* START Given data *
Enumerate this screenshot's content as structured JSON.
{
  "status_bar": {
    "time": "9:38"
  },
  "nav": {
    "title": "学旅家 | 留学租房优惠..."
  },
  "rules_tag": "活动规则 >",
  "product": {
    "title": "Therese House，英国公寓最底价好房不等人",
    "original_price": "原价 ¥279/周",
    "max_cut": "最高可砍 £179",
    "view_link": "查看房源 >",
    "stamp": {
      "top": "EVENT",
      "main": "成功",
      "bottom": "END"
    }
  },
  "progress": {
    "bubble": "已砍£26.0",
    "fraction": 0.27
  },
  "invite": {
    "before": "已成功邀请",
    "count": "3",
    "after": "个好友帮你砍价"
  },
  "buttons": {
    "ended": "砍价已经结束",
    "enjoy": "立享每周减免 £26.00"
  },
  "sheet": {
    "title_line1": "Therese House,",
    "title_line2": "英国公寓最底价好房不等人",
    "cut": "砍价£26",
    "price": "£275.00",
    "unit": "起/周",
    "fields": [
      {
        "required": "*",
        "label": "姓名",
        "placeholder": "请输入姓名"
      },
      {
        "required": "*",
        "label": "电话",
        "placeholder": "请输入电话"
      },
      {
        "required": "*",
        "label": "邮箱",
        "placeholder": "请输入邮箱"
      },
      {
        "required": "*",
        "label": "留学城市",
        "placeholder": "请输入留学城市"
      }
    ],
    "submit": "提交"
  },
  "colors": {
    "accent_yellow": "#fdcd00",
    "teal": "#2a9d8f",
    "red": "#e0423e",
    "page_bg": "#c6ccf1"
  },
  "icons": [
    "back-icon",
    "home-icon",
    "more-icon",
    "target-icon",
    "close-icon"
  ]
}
* END Given data *
What is required - Repeat the data above, word for word.

Solution for this problem -
Enumerate this screenshot's content as structured JSON.
{
  "status_bar": {
    "time": "9:38"
  },
  "nav": {
    "title": "学旅家 | 留学租房优惠..."
  },
  "rules_tag": "活动规则 >",
  "product": {
    "title": "Therese House，英国公寓最底价好房不等人",
    "original_price": "原价 ¥279/周",
    "max_cut": "最高可砍 £179",
    "view_link": "查看房源 >",
    "stamp": {
      "top": "EVENT",
      "main": "成功",
      "bottom": "END"
    }
  },
  "progress": {
    "bubble": "已砍£26.0",
    "fraction": 0.27
  },
  "invite": {
    "before": "已成功邀请",
    "count": "3",
    "after": "个好友帮你砍价"
  },
  "buttons": {
    "ended": "砍价已经结束",
    "enjoy": "立享每周减免 £26.00"
  },
  "sheet": {
    "title_line1": "Therese House,",
    "title_line2": "英国公寓最底价好房不等人",
    "cut": "砍价£26",
    "price": "£275.00",
    "unit": "起/周",
    "fields": [
      {
        "required": "*",
        "label": "姓名",
        "placeholder": "请输入姓名"
      },
      {
        "required": "*",
        "label": "电话",
        "placeholder": "请输入电话"
      },
      {
        "required": "*",
        "label": "邮箱",
        "placeholder": "请输入邮箱"
      },
      {
        "required": "*",
        "label": "留学城市",
        "placeholder": "请输入留学城市"
      }
    ],
    "submit": "提交"
  },
  "colors": {
    "accent_yellow": "#fdcd00",
    "teal": "#2a9d8f",
    "red": "#e0423e",
    "page_bg": "#c6ccf1"
  },
  "icons": [
    "back-icon",
    "home-icon",
    "more-icon",
    "target-icon",
    "close-icon"
  ]
}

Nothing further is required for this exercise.